SOURCE DATA:
[BEGIN]
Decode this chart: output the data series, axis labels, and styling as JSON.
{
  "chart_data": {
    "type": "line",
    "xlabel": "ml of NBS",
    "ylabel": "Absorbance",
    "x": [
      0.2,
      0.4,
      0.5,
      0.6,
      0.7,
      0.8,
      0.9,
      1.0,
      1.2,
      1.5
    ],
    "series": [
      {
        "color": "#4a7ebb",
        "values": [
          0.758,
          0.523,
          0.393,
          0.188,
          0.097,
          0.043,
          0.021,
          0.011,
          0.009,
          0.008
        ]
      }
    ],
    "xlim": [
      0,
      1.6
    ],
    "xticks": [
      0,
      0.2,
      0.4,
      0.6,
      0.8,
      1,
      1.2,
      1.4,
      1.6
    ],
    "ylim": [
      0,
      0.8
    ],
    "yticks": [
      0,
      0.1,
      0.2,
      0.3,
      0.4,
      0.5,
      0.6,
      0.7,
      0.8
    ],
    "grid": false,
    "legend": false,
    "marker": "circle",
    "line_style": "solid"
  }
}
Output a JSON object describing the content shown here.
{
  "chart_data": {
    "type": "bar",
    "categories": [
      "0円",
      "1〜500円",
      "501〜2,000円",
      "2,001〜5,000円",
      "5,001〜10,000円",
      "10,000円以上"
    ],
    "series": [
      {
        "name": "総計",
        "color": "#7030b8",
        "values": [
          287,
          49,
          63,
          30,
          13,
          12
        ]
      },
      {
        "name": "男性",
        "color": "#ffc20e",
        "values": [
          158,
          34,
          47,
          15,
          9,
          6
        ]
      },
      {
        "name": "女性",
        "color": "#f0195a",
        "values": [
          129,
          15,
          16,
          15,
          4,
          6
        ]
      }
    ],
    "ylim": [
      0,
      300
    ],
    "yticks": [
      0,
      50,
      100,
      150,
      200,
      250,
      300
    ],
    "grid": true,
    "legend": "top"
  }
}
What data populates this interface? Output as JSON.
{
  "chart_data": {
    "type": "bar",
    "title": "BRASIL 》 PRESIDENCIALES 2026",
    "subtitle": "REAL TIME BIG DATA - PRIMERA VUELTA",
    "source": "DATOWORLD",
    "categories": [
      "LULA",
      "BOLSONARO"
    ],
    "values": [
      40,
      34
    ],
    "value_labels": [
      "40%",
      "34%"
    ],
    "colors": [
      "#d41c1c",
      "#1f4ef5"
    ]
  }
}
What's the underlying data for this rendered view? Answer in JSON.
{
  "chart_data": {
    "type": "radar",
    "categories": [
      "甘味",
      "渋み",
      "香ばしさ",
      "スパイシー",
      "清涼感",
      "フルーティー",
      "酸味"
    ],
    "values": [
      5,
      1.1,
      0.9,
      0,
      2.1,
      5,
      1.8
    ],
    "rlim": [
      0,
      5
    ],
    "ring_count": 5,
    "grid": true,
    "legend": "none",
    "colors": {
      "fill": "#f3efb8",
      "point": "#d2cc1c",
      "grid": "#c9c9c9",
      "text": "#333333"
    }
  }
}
[END]
REQUEST: Everything from the line containing "What's the underlying" to the end of the records must be written out exactly; include both of those lines and no others.

EXERCISE RESULT:
What's the underlying data for this rendered view? Answer in JSON.
{
  "chart_data": {
    "type": "radar",
    "categories": [
      "甘味",
      "渋み",
      "香ばしさ",
      "スパイシー",
      "清涼感",
      "フルーティー",
      "酸味"
    ],
    "values": [
      5,
      1.1,
      0.9,
      0,
      2.1,
      5,
      1.8
    ],
    "rlim": [
      0,
      5
    ],
    "ring_count": 5,
    "grid": true,
    "legend": "none",
    "colors": {
      "fill": "#f3efb8",
      "point": "#d2cc1c",
      "grid": "#c9c9c9",
      "text": "#333333"
    }
  }
}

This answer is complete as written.